▸ **Given entries**
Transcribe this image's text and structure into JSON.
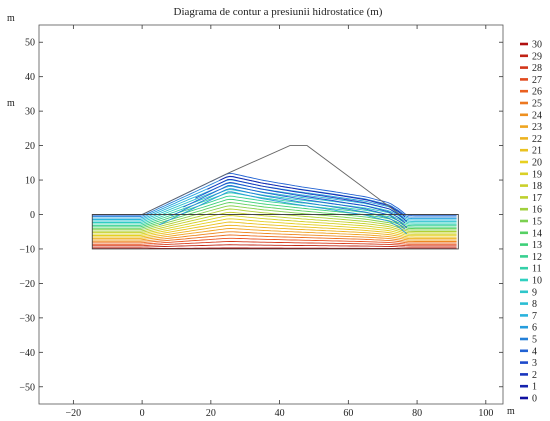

---

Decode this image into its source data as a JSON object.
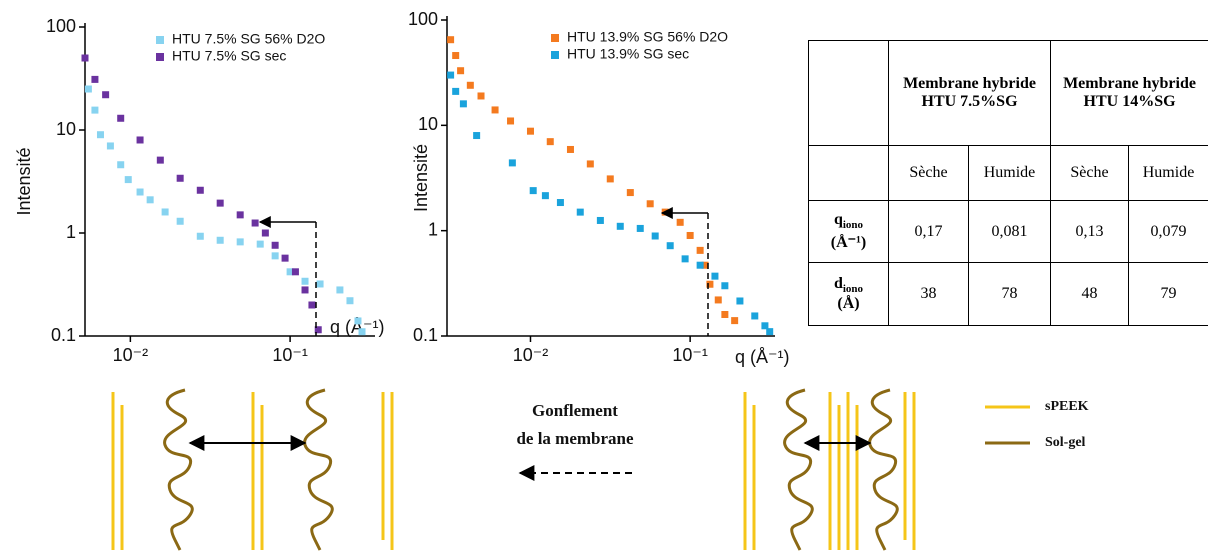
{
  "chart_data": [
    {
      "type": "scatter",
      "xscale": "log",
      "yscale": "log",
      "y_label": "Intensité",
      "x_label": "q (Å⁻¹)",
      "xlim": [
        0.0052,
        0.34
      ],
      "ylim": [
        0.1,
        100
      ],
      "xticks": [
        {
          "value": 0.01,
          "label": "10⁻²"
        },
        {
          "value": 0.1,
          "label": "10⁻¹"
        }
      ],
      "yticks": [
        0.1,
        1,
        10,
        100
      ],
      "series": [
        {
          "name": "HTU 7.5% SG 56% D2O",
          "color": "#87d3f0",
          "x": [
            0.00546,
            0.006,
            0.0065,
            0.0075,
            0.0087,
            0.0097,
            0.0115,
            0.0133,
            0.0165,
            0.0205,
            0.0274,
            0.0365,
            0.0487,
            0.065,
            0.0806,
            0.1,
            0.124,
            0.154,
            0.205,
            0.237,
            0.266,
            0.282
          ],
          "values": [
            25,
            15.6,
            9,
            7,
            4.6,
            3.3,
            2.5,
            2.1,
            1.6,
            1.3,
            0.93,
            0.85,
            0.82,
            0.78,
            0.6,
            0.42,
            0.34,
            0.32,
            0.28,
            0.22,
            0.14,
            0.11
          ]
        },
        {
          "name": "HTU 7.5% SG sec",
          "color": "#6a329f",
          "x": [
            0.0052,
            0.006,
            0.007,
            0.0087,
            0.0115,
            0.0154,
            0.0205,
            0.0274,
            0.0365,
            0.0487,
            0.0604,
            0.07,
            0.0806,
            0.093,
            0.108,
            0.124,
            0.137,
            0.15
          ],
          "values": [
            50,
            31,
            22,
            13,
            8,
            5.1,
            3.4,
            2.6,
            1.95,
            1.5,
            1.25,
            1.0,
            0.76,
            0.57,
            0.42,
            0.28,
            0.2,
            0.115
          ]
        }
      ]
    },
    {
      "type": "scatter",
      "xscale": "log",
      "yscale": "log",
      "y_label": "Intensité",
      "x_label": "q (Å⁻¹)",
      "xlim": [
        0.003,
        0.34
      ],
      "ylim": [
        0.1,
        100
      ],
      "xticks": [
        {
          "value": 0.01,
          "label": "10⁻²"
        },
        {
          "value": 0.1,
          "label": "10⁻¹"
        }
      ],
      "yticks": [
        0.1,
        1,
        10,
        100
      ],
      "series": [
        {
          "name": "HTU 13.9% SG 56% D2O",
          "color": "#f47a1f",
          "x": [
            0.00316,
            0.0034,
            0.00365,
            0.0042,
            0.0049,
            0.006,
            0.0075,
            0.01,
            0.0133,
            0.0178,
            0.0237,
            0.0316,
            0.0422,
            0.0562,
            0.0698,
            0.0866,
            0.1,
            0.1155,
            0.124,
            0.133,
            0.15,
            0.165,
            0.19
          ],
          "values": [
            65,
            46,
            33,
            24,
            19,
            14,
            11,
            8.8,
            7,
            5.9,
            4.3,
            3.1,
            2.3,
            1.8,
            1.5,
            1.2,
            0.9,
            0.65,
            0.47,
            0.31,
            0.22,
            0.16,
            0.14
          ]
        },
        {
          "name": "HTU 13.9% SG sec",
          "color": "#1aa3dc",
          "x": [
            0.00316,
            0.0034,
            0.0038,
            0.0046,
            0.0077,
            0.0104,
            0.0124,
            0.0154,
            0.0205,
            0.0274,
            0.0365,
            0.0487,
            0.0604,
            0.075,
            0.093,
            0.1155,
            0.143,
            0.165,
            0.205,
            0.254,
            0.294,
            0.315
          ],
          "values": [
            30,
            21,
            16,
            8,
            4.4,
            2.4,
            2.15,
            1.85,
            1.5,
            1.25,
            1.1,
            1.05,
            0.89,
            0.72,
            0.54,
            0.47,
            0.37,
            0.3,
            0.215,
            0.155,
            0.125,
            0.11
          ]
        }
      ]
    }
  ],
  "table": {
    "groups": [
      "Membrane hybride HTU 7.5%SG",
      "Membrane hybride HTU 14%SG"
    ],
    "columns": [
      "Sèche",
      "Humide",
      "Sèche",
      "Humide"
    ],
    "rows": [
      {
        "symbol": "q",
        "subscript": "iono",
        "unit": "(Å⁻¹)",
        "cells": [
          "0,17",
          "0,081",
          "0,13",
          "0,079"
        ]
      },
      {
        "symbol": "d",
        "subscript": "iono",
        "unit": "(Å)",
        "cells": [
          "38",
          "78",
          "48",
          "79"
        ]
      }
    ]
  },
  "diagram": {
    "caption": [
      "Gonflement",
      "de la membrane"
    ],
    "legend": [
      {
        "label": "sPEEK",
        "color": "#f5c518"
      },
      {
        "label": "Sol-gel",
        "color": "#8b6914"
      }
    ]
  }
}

--

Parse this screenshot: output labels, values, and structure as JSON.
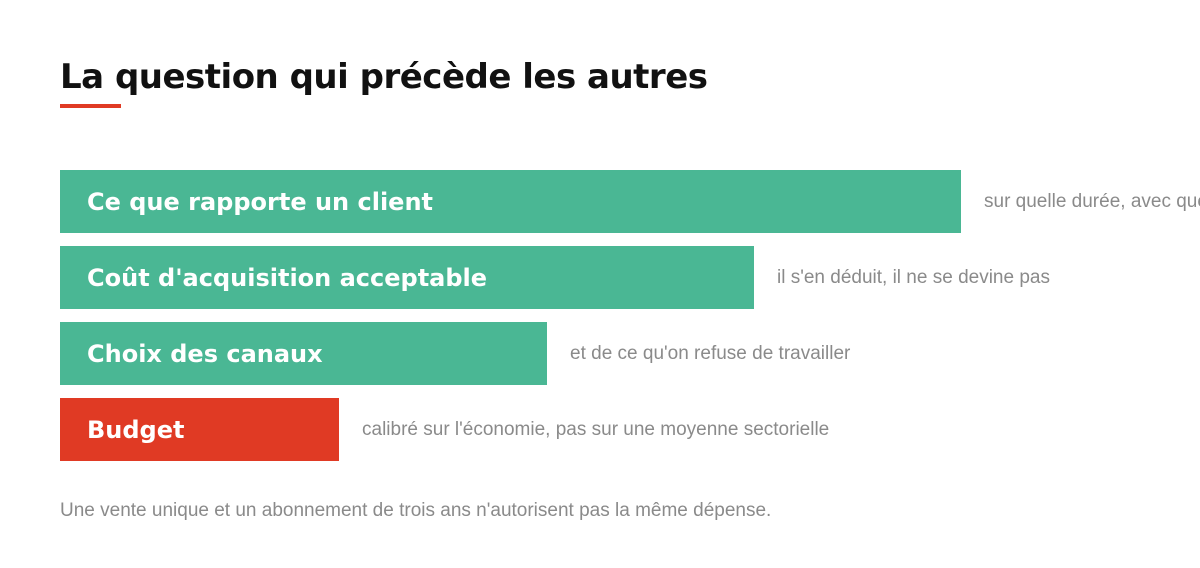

▸ **Written problem**
Check each line above for the string "structure" and show the ones that have it.

▸ **Task answer**
Transcribe this image's text and structure into JSON.
Parse this screenshot: output labels, values, and structure as JSON.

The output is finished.